Aim of the task: Wherever the string "this" appears in a line, extract that line.

==== Raw records

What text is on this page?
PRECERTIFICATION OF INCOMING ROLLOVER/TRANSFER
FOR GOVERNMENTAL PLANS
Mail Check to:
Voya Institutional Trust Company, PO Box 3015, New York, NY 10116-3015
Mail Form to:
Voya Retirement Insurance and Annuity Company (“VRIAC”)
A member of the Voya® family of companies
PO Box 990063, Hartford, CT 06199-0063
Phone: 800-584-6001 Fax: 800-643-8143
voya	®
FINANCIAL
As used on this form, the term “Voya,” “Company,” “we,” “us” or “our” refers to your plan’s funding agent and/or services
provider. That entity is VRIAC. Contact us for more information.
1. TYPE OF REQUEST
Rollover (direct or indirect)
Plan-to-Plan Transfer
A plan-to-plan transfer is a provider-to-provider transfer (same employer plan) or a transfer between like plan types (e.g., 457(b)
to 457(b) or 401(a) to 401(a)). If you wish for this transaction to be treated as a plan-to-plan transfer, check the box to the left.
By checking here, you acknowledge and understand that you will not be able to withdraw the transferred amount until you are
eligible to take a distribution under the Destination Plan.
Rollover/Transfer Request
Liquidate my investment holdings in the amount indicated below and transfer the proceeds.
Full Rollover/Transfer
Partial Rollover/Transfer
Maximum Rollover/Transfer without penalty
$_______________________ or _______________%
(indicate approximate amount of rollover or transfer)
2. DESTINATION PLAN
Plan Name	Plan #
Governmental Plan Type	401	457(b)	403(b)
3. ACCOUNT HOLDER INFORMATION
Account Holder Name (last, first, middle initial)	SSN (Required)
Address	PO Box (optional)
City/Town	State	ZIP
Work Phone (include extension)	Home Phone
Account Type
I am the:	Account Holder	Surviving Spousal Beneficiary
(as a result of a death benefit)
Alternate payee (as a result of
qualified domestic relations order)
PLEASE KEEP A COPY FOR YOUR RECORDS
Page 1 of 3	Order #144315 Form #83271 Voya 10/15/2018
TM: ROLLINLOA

========

Solution to the problem:
What text is on this page?
As used on this form, the term “Voya,” “Company,” “we,” “us” or “our” refers to your plan’s funding agent and/or services
to 457(b) or 401(a) to 401(a)). If you wish for this transaction to be treated as a plan-to-plan transfer, check the box to the left.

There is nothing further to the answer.